[What the task requires] Look through the material and copy each line holding "name".

[Information shown]
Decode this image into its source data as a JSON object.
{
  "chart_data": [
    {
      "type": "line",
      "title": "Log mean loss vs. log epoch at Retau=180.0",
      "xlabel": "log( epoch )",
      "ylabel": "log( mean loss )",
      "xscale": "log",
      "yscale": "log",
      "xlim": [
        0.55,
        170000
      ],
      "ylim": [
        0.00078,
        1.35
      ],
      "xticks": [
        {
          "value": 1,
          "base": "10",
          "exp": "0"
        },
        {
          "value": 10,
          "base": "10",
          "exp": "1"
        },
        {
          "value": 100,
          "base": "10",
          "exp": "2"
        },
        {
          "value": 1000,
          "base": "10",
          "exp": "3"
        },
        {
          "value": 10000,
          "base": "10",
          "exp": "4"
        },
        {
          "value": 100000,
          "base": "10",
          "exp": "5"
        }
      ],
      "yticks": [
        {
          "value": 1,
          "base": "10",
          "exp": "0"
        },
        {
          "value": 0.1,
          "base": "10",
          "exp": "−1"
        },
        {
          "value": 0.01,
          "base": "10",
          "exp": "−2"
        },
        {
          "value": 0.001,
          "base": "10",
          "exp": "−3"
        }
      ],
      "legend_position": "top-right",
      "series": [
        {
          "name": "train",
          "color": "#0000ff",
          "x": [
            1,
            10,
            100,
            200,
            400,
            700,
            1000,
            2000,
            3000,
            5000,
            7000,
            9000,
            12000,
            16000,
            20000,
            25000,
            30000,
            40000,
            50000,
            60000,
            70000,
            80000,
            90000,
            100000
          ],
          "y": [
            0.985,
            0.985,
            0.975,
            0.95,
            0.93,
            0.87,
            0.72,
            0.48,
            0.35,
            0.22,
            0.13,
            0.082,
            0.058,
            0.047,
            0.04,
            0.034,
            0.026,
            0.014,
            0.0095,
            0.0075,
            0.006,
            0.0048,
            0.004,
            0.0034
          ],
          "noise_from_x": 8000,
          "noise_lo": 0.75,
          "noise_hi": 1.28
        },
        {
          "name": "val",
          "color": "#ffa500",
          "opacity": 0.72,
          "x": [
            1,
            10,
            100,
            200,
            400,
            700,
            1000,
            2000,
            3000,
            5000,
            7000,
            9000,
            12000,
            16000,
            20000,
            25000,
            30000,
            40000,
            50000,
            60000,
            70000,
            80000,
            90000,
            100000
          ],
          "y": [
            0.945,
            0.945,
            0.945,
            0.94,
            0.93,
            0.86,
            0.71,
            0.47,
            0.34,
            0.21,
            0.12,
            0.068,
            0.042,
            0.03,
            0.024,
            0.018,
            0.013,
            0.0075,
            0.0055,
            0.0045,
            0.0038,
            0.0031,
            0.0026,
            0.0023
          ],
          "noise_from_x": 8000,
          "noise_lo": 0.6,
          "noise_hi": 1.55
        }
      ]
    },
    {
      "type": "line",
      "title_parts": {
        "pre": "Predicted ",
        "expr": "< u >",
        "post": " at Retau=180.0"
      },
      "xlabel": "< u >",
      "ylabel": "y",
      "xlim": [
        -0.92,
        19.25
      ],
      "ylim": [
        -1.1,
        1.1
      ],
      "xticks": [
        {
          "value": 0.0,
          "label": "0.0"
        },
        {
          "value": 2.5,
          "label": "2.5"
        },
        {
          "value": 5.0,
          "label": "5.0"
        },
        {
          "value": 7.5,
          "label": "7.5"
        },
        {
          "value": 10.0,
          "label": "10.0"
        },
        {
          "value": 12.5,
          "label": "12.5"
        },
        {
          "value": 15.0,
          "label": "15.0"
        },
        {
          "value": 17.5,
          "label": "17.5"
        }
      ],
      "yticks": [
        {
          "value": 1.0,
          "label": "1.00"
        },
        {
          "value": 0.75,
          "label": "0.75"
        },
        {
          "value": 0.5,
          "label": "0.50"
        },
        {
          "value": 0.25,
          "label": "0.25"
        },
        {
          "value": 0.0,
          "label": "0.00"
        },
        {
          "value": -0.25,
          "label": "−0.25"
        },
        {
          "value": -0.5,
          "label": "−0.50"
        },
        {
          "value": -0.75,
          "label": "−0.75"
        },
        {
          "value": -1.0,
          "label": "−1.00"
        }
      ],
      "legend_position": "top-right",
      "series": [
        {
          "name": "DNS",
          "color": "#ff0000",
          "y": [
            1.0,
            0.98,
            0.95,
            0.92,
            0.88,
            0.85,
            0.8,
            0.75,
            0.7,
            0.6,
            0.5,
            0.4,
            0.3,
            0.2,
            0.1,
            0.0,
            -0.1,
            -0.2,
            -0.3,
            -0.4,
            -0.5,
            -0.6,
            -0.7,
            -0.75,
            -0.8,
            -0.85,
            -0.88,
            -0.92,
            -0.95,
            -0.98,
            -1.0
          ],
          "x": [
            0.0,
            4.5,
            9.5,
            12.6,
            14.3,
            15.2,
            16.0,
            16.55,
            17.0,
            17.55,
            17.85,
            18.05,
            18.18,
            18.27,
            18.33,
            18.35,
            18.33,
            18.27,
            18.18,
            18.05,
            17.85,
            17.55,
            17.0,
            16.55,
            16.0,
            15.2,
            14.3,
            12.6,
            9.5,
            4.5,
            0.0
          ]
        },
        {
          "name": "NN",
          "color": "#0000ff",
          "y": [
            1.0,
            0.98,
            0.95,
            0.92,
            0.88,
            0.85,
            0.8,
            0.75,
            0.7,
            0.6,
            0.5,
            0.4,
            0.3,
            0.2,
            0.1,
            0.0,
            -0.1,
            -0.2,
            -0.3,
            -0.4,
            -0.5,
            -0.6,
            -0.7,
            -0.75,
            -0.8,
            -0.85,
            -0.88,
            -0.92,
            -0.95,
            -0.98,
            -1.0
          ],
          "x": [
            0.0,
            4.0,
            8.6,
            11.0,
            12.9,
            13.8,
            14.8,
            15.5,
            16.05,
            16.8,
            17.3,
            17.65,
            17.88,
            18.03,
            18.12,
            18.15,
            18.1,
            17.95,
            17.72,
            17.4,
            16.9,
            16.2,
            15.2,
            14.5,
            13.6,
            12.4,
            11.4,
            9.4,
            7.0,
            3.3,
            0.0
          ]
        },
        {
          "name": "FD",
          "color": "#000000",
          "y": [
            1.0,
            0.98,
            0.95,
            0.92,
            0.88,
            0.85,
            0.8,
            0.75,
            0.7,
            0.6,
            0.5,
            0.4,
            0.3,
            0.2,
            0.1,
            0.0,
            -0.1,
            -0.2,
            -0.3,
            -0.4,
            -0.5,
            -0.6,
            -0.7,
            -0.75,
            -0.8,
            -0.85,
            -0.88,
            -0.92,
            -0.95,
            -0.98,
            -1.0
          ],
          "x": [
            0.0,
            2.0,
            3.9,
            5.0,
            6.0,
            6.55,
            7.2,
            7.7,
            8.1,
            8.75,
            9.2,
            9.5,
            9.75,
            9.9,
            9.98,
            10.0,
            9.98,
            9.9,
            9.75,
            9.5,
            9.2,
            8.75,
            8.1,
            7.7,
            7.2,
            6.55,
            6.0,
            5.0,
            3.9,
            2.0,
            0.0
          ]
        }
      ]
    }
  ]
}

[Response to the exercise]
          "name": "train",
          "name": "val",
          "name": "DNS",
          "name": "NN",
          "name": "FD",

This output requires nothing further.